Given request → Count only the lines of the records that hold "реорганизации", then give the number without any other words.
########
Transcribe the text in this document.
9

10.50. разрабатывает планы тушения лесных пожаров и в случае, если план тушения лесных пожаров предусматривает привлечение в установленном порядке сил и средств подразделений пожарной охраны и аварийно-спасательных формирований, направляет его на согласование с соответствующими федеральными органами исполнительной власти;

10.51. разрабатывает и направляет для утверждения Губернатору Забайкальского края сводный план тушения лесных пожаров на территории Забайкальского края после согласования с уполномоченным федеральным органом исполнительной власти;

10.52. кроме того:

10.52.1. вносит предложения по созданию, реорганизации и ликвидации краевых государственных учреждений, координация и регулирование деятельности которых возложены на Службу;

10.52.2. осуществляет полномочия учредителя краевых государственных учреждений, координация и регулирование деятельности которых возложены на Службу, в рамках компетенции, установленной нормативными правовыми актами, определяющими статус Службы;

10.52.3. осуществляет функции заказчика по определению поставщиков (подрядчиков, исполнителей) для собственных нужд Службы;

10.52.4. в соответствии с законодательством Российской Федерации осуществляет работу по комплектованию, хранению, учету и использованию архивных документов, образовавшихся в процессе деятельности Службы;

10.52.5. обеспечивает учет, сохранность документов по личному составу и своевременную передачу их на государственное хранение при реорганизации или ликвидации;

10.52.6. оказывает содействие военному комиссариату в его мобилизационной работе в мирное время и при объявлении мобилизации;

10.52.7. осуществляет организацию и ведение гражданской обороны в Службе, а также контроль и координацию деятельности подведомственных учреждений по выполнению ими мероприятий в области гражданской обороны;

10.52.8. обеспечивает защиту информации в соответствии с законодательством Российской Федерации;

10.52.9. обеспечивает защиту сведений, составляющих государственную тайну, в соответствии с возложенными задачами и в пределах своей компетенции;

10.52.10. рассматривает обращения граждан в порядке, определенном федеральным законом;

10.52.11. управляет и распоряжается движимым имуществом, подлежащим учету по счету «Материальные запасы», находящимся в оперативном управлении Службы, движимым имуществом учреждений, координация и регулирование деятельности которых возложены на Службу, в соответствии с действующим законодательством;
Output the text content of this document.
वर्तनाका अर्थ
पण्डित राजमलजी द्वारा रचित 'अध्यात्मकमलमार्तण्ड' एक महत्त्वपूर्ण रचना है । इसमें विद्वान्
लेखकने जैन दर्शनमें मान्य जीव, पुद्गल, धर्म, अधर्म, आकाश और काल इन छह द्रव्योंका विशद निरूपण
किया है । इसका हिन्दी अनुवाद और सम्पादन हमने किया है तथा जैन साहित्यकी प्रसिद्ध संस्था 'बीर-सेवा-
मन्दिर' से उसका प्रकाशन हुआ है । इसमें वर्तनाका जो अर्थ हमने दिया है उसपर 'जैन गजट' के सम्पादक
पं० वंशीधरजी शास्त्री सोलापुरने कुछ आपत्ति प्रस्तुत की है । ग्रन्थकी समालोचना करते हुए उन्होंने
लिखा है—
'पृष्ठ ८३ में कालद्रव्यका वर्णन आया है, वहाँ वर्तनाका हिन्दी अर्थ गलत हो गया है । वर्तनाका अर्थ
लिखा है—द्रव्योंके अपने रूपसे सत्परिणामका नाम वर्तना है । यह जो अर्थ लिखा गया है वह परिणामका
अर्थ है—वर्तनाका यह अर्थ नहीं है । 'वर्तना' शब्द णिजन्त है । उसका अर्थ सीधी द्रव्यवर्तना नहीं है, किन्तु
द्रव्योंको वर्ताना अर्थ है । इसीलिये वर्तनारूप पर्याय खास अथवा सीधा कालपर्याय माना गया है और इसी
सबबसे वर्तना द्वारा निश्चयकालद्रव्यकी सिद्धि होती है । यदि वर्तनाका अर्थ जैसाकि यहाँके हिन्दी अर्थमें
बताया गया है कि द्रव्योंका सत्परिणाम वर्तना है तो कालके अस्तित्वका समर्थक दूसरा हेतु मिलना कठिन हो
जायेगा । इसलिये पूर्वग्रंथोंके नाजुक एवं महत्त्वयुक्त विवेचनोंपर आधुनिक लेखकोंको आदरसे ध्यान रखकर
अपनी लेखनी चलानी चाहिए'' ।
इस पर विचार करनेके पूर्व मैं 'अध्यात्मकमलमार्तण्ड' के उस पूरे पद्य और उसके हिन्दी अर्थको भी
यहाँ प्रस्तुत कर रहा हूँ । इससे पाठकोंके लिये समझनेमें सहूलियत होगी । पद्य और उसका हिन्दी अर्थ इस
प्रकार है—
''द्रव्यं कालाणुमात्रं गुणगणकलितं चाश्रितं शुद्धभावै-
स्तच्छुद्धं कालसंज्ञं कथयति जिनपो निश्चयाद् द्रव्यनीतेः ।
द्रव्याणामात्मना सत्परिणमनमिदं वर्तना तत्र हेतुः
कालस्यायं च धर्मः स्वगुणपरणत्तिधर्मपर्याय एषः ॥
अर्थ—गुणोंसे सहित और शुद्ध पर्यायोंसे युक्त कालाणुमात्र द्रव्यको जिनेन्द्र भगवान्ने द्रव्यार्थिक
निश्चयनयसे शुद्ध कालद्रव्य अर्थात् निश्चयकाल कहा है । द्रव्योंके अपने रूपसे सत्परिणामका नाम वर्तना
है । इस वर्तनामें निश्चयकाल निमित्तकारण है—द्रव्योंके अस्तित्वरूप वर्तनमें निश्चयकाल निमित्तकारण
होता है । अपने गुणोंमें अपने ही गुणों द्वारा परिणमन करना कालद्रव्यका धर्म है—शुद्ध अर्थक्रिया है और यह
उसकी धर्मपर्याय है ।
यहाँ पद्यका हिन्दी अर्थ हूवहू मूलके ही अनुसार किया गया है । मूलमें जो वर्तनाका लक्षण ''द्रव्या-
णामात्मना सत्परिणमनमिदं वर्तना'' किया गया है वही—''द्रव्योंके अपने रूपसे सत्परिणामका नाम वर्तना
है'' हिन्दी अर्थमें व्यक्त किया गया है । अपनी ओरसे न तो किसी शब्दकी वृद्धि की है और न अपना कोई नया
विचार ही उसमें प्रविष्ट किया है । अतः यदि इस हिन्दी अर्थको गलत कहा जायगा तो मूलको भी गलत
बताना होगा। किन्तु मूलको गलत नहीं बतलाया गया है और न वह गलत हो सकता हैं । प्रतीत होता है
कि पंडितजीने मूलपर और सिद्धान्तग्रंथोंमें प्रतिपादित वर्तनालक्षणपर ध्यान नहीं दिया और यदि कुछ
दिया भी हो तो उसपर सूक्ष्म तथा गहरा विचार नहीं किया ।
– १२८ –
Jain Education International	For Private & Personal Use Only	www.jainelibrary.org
########
Exercise result → 2